Document:
Increasingly sophisticated adversaries create a significant challenge as organizations increasingly use Software-as-a-Service (SaaS), Platform-as-a-Service (PaaS) and Infrastructure-as-a-Service (IaaS) to deliver applications and services. This mesh of cloud-based applications and services creates new complexities for security teams.
But attackers need only one success, while defenders need to succeed 100% of the time. Organizations are contending with an exponential rise in advanced threats that are not only increasing in volume but also sophistication. The IBM Cost of Data Breach Report 2022 found that the global average cost of a data breach is $4.35 million, up 13% in the last two years.
Today, organizations are increasingly concerned about securing their digital transformation. While most enterprises now actively secure their IaaS and PaaS estates, few are proactively securing their sprawling SaaS landscape. This is despite the reality that while organizations tend to consume two to three IaaS providers, they often consume tens to hundreds of SaaS offerings.
In addition, the complex nature of SaaS platforms introduces new security risks. Organizations must protect sensitive data and systems against unauthorized access, loss and compromise. They also must establish strong data governance and monitor for misconfiguration and anomalies.
The complex nature of SaaS platforms introduces new security risks (Source: AppOmni)
As organizations rapidly adopt SaaS-based applications and solutions, they must also update several areas of traditional organizational cybersecurity to reflect the shared responsibility operating model.
Understanding the shared responsibility model
In a traditional data center model, you may be responsible for security across your entire operating environment. But in a cloud environment, a cloud provider takes on some of those responsibilities for cloud platform operations, including security. The consumer still has responsibilities to secure aspects of their cloud services. It is essential to understand what security is the responsibility of the SaaS provider and what is the responsibility of the cloud customer.
The shared responsibility model across on-premise, IaaS and SaaS applications (Source: AppOmni)
In general, SaaS providers place the following responsibilities on customers:
- Compliance and data governance: Implement applicable compliance, privacy and regulatory framework controls, including meeting requirements on data transfers and residency.
- Identity and access management: Enforcing the principle of least privilege, ensuring user access isn’t over-provisioned or deleting users that no longer work for the organization.
- Application controls: Understanding which system, roles and user-level settings security are relevant. There are hundreds of these controls per SaaS application, adding to the complexity.
Reassessing and redefining your existing security controls
The complex nature of SaaS platforms introduces new security risks, which include:
- Publicly exposed SaaS data
- External users with over-privileged access
- Third-party apps connected to the platform
- Data with limited or no restrictions
- Over-provisioned administrator users/roles
- Failed security configuration best practices.
While re-evaluating security controls, consider these key areas within your responsibility:
- Do you have security and compliance policies, and have you applied them to your SaaS applications?
- Who has access and who should have access to the sensitive data objects in a SaaS application?
- What data sets are considered sensitive, and what is the exposure risk?
- What do normal transaction patterns look like in each application between the user and your sensitive data, and when should enterprise security be aware of deviations?
How mature is your SaaS security strategy?
Despite the massive threat, many organizations currently use a fragmented approach to SaaS application security. To set your business apart, you should move away from an ad-hoc reactive strategy and embrace solutions to improve your security posture with centralized and consistent security management of mission-critical SaaS applications.

Written task 1: In the SaaS security article, what global average cost of a data breach did the IBM Cost of Data Breach Report 2022 find?
Written task 2: For each statement, say whether the SaaS security article agrees with it, quoting the deciding words: (a) Organizations tend to consume two to three IaaS providers. (b) Most enterprises proactively secure their SaaS landscape. (c) Each SaaS application has about a dozen application controls.
Written task 3: Output the stretch of the SaaS security article from "Understanding the shared" through "the cloud customer.".

Data section:
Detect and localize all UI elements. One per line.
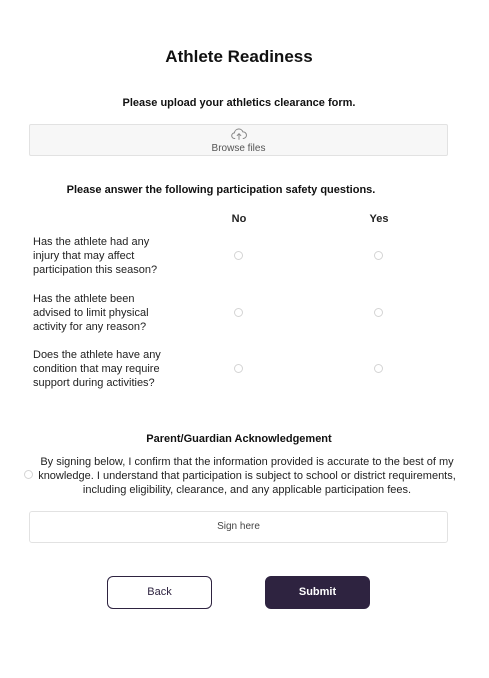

Solution 1: $4.35 million, up 13% in the last two years.

Solution 2:
(a) Yes: "while organizations tend to consume two to three IaaS providers"
(b) No: "few are proactively securing their sprawling SaaS landscape"
(c) No: "There are hundreds of these controls per SaaS application"

Solution 3:
Understanding the shared responsibility model
In a traditional data center model, you may be responsible for security across your entire operating environment. But in a cloud environment, a cloud provider takes on some of those responsibilities for cloud platform operations, including security. The consumer still has responsibilities to secure aspects of their cloud services. It is essential to understand what security is the responsibility of the SaaS provider and what is the responsibility of the cloud customer.